**Do this**: Present the data once more in exactly its original form.

**Excerpted records**:

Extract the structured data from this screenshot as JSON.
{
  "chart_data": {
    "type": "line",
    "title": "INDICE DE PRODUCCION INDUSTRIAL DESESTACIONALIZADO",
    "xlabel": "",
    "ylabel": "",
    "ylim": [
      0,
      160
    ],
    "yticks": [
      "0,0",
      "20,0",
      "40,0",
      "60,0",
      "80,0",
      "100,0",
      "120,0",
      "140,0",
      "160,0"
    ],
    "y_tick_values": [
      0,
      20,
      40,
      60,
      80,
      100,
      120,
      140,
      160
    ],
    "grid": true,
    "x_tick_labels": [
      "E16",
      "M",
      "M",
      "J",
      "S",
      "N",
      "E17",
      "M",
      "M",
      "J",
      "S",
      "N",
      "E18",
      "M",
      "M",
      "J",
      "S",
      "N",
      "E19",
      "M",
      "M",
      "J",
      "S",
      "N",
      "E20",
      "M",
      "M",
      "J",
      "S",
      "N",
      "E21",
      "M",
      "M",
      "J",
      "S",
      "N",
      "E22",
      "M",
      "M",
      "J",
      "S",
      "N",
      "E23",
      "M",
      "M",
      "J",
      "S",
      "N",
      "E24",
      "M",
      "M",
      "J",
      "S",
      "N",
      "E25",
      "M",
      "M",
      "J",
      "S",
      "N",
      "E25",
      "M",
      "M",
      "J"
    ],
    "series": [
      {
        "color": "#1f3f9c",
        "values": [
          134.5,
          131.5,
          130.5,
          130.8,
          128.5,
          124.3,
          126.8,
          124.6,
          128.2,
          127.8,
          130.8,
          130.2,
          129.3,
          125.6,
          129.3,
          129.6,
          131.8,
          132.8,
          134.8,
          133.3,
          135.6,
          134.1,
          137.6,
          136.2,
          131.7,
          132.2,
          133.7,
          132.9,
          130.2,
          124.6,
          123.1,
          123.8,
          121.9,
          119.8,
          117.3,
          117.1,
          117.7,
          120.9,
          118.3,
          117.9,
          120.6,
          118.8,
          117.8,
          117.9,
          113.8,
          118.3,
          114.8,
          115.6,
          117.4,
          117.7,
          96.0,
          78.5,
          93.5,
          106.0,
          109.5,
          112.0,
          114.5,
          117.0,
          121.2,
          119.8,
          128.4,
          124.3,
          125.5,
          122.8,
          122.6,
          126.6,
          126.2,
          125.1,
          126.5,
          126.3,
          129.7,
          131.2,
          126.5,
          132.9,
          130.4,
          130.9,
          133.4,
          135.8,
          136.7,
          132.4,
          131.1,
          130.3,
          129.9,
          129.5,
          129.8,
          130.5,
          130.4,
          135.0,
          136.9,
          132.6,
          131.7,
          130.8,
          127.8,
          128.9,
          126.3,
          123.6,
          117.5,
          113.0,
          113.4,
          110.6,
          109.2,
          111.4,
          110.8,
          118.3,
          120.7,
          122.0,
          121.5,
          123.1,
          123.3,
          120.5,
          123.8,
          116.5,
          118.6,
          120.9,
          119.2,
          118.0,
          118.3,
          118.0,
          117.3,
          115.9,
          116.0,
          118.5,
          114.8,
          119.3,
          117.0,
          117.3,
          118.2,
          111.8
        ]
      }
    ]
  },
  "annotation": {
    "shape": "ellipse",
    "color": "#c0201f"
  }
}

**Result of the exercise**:
Extract the structured data from this screenshot as JSON.
{
  "chart_data": {
    "type": "line",
    "title": "INDICE DE PRODUCCION INDUSTRIAL DESESTACIONALIZADO",
    "xlabel": "",
    "ylabel": "",
    "ylim": [
      0,
      160
    ],
    "yticks": [
      "0,0",
      "20,0",
      "40,0",
      "60,0",
      "80,0",
      "100,0",
      "120,0",
      "140,0",
      "160,0"
    ],
    "y_tick_values": [
      0,
      20,
      40,
      60,
      80,
      100,
      120,
      140,
      160
    ],
    "grid": true,
    "x_tick_labels": [
      "E16",
      "M",
      "M",
      "J",
      "S",
      "N",
      "E17",
      "M",
      "M",
      "J",
      "S",
      "N",
      "E18",
      "M",
      "M",
      "J",
      "S",
      "N",
      "E19",
      "M",
      "M",
      "J",
      "S",
      "N",
      "E20",
      "M",
      "M",
      "J",
      "S",
      "N",
      "E21",
      "M",
      "M",
      "J",
      "S",
      "N",
      "E22",
      "M",
      "M",
      "J",
      "S",
      "N",
      "E23",
      "M",
      "M",
      "J",
      "S",
      "N",
      "E24",
      "M",
      "M",
      "J",
      "S",
      "N",
      "E25",
      "M",
      "M",
      "J",
      "S",
      "N",
      "E25",
      "M",
      "M",
      "J"
    ],
    "series": [
      {
        "color": "#1f3f9c",
        "values": [
          134.5,
          131.5,
          130.5,
          130.8,
          128.5,
          124.3,
          126.8,
          124.6,
          128.2,
          127.8,
          130.8,
          130.2,
          129.3,
          125.6,
          129.3,
          129.6,
          131.8,
          132.8,
          134.8,
          133.3,
          135.6,
          134.1,
          137.6,
          136.2,
          131.7,
          132.2,
          133.7,
          132.9,
          130.2,
          124.6,
          123.1,
          123.8,
          121.9,
          119.8,
          117.3,
          117.1,
          117.7,
          120.9,
          118.3,
          117.9,
          120.6,
          118.8,
          117.8,
          117.9,
          113.8,
          118.3,
          114.8,
          115.6,
          117.4,
          117.7,
          96.0,
          78.5,
          93.5,
          106.0,
          109.5,
          112.0,
          114.5,
          117.0,
          121.2,
          119.8,
          128.4,
          124.3,
          125.5,
          122.8,
          122.6,
          126.6,
          126.2,
          125.1,
          126.5,
          126.3,
          129.7,
          131.2,
          126.5,
          132.9,
          130.4,
          130.9,
          133.4,
          135.8,
          136.7,
          132.4,
          131.1,
          130.3,
          129.9,
          129.5,
          129.8,
          130.5,
          130.4,
          135.0,
          136.9,
          132.6,
          131.7,
          130.8,
          127.8,
          128.9,
          126.3,
          123.6,
          117.5,
          113.0,
          113.4,
          110.6,
          109.2,
          111.4,
          110.8,
          118.3,
          120.7,
          122.0,
          121.5,
          123.1,
          123.3,
          120.5,
          123.8,
          116.5,
          118.6,
          120.9,
          119.2,
          118.0,
          118.3,
          118.0,
          117.3,
          115.9,
          116.0,
          118.5,
          114.8,
          119.3,
          117.0,
          117.3,
          118.2,
          111.8
        ]
      }
    ]
  },
  "annotation": {
    "shape": "ellipse",
    "color": "#c0201f"
  }
}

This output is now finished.